§ WHAT YOU HAVE TO DO
Select all lines holding the word "JSON" from the entries that follow.

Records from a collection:
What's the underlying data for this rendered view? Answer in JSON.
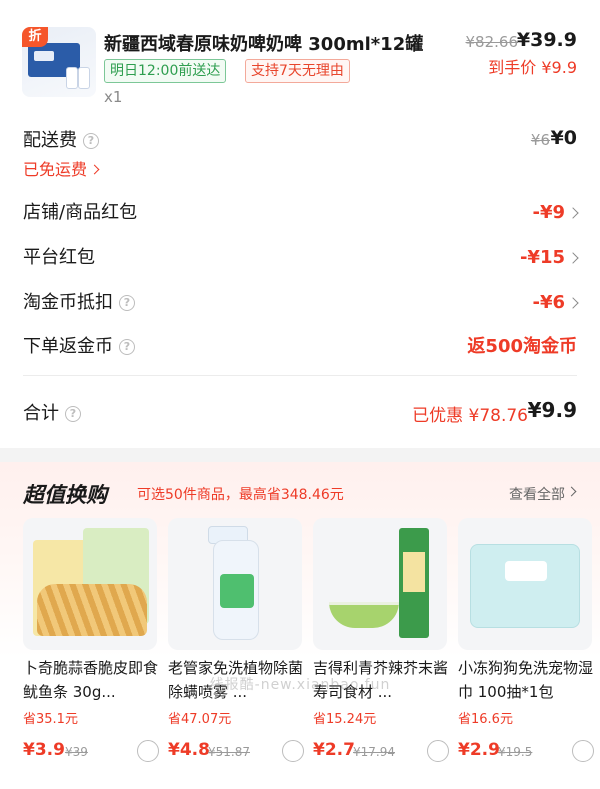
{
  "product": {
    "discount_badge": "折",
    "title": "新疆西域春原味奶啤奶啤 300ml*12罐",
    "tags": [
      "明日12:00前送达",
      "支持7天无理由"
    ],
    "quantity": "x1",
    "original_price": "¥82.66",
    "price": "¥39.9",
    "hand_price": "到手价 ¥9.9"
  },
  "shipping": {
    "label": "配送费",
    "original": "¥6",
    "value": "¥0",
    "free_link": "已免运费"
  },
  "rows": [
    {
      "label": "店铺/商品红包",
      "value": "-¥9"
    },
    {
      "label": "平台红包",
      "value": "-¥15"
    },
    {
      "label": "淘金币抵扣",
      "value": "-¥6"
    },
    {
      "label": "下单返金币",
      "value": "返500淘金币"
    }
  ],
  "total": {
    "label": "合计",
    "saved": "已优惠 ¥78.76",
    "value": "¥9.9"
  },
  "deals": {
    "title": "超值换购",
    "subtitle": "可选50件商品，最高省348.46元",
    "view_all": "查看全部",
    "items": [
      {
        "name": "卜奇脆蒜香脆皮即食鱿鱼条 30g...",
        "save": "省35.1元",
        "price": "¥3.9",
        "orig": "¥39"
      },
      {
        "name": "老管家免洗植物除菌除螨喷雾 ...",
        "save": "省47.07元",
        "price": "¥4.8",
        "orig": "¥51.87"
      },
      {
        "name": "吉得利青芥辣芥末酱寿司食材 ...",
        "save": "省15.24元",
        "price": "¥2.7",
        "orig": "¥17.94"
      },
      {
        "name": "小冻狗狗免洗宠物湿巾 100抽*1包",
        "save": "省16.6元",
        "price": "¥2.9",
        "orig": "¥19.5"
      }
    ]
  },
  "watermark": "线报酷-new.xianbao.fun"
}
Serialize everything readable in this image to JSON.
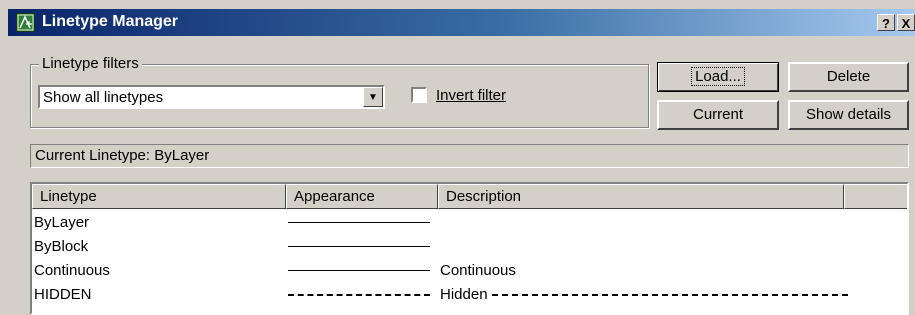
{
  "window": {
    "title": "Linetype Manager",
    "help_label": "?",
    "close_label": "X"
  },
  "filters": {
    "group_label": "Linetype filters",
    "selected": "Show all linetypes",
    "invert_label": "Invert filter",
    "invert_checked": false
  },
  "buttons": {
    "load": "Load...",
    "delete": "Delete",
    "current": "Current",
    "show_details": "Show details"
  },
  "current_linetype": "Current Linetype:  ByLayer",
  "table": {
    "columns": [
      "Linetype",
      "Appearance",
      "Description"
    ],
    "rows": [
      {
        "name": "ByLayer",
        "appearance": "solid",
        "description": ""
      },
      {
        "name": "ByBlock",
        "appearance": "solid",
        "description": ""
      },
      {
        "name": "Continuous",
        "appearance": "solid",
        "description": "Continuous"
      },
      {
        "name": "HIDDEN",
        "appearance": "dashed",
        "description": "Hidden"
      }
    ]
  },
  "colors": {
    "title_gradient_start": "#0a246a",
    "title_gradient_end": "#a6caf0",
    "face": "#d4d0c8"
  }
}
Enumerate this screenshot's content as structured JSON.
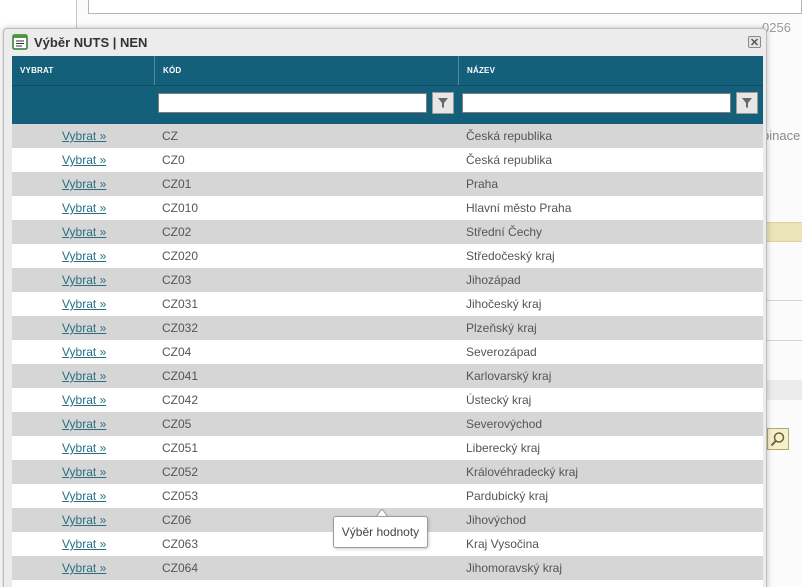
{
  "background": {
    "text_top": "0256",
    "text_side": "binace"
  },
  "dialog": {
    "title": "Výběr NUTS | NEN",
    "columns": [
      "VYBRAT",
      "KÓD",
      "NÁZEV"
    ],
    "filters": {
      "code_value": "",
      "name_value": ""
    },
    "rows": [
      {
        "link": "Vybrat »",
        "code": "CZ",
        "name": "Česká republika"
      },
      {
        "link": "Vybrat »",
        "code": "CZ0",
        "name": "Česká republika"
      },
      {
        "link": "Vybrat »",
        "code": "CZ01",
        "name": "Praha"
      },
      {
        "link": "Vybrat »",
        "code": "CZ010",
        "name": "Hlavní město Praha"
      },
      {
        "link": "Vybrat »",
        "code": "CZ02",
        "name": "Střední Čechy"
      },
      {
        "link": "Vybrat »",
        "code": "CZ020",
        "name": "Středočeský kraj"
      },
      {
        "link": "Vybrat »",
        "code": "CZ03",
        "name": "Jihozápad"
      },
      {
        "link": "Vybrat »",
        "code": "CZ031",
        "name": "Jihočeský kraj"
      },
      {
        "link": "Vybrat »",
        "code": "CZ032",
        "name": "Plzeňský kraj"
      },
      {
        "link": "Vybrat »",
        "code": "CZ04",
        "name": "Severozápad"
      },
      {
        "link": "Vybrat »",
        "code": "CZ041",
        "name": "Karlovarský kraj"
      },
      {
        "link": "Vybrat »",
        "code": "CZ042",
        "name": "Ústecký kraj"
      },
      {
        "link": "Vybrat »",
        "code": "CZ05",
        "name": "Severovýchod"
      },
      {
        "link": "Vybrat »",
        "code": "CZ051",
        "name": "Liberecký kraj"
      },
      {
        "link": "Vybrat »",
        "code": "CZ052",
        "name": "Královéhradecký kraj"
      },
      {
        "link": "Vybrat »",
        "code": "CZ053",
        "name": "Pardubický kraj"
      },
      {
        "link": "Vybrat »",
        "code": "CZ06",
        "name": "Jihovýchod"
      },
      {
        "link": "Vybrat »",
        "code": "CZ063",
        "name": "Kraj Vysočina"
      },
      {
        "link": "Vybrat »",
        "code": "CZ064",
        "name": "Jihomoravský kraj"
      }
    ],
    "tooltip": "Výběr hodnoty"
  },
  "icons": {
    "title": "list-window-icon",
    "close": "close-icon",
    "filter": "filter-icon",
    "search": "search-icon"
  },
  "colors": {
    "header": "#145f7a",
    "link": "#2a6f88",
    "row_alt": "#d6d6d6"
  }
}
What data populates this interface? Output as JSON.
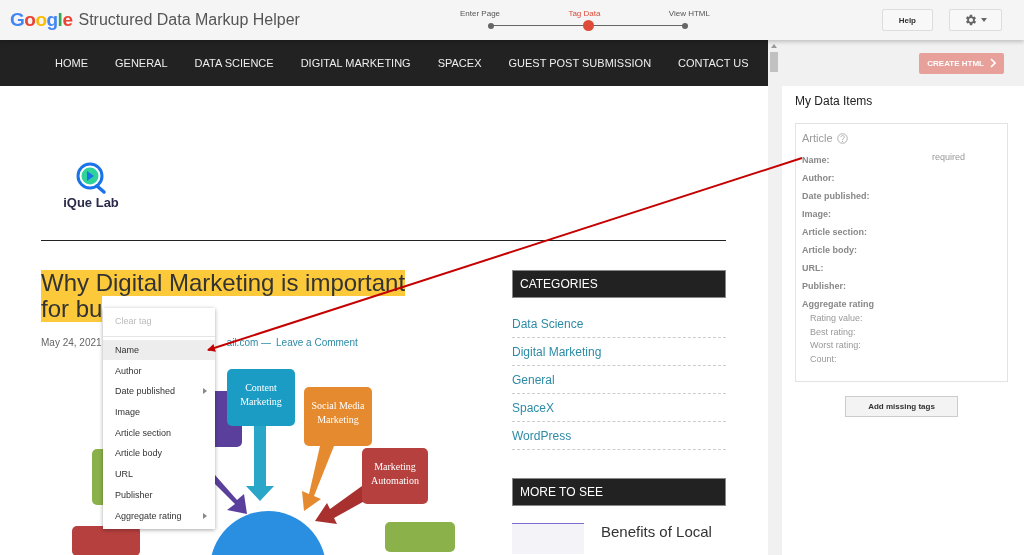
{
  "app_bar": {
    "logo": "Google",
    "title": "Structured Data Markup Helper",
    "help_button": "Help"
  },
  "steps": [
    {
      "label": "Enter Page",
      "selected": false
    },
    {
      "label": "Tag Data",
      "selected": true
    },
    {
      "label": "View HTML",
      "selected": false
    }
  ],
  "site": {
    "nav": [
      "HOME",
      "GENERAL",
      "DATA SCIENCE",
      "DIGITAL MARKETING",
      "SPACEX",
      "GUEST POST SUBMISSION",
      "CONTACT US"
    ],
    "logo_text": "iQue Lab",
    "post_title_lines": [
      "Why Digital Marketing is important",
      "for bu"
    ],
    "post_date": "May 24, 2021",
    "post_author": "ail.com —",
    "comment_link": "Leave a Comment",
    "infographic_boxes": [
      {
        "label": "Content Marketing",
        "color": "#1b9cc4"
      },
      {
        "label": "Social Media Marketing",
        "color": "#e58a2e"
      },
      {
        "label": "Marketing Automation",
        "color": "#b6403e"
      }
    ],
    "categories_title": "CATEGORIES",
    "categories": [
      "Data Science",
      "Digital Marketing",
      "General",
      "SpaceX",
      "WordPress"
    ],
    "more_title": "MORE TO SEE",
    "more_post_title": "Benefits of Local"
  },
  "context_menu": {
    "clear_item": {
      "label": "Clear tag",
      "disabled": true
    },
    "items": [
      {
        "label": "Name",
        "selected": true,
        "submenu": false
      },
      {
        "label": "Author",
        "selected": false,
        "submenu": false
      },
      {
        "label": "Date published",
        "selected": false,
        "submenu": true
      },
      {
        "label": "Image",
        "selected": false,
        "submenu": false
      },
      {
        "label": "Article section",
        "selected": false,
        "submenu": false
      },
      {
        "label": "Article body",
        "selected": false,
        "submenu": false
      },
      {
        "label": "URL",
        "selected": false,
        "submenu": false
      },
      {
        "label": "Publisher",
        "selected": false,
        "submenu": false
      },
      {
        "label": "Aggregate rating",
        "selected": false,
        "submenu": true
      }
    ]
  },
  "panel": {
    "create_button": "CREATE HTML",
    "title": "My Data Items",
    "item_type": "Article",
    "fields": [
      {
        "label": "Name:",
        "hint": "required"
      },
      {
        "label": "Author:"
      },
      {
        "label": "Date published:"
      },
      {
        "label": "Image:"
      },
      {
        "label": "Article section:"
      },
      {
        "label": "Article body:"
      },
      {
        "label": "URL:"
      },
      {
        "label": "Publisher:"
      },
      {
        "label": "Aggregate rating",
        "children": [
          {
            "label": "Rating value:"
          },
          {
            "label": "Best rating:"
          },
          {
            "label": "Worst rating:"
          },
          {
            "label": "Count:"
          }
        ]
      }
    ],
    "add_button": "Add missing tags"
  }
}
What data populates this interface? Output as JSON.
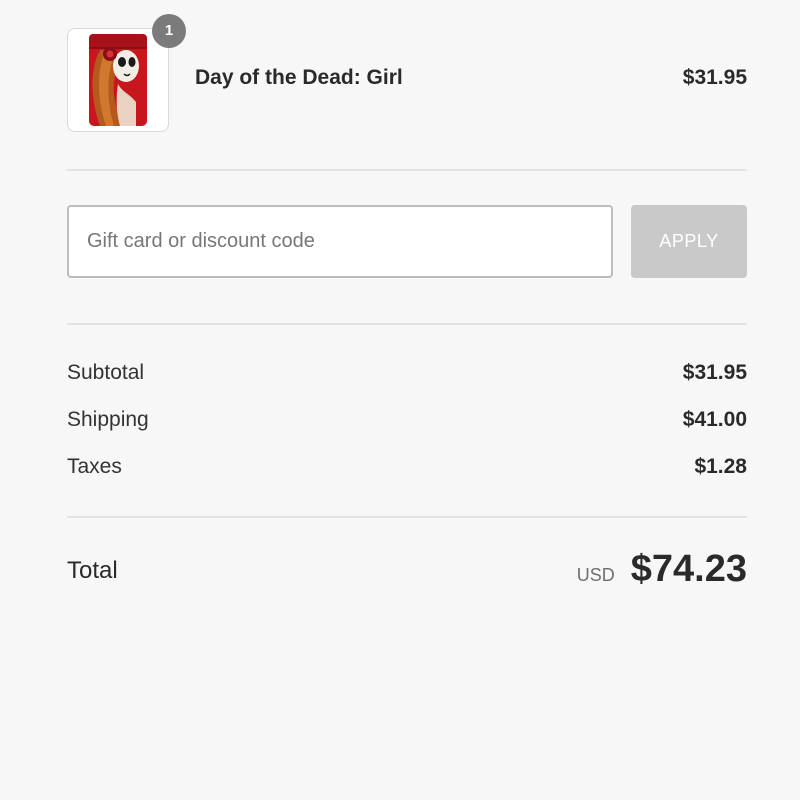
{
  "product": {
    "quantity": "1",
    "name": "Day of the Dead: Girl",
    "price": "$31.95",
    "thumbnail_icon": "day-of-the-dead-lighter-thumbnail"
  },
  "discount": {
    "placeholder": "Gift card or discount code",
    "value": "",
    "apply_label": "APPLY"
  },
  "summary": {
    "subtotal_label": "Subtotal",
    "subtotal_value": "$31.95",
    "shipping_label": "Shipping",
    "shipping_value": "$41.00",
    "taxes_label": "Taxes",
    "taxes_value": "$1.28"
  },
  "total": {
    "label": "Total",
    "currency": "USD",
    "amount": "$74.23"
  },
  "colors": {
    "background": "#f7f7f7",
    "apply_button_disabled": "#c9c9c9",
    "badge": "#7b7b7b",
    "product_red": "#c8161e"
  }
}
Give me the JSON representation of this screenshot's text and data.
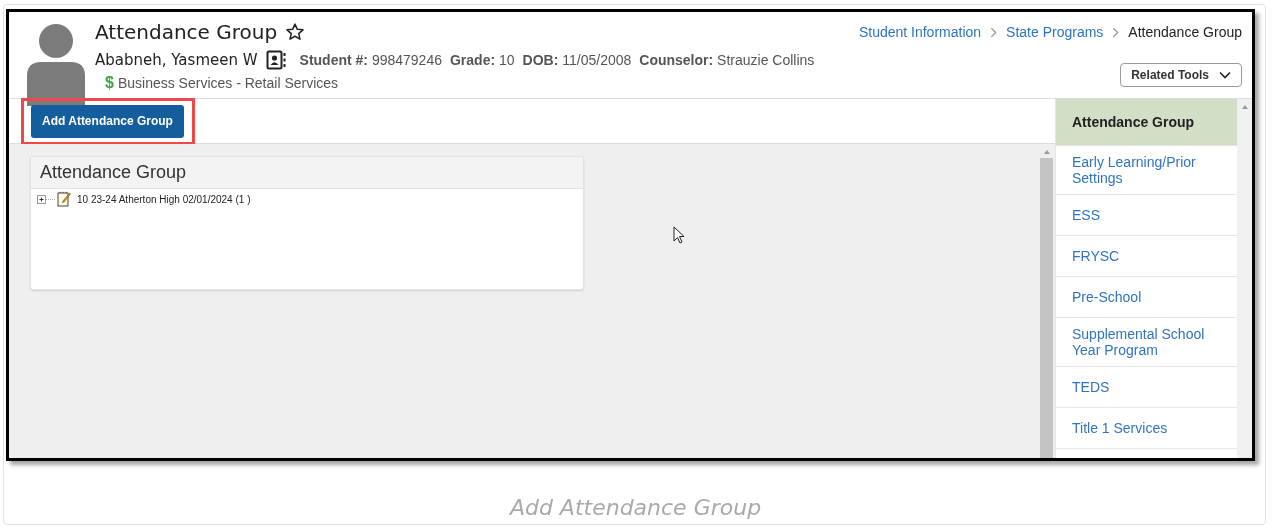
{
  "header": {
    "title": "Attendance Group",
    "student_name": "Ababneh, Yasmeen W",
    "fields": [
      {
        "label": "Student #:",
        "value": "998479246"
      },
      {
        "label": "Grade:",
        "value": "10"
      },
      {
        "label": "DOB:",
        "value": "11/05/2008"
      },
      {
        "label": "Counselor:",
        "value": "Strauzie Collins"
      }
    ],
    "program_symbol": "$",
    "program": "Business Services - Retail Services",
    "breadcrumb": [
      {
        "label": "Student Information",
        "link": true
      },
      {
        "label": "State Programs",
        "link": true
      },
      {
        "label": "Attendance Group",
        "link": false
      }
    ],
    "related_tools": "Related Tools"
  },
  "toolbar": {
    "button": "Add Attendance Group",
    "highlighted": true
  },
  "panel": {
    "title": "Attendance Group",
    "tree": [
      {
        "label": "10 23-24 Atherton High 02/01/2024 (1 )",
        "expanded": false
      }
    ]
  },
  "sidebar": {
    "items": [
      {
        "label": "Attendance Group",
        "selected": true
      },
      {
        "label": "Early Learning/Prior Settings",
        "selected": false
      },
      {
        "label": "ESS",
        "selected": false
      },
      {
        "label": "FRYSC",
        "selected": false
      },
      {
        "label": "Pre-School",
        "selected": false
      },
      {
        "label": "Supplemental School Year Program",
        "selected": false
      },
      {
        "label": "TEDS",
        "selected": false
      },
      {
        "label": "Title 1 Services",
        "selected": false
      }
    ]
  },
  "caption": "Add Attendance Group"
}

§ REPLY
What's the underlying data for this rendered view? Answer in JSON.
Serialize everything readable in this image to JSON.
Enumerate this screenshot's content as structured JSON.
What data populates this interface? Output as JSON.
What data populates this interface? Output as JSON.
Give me the JSON representation of this screenshot's text and data.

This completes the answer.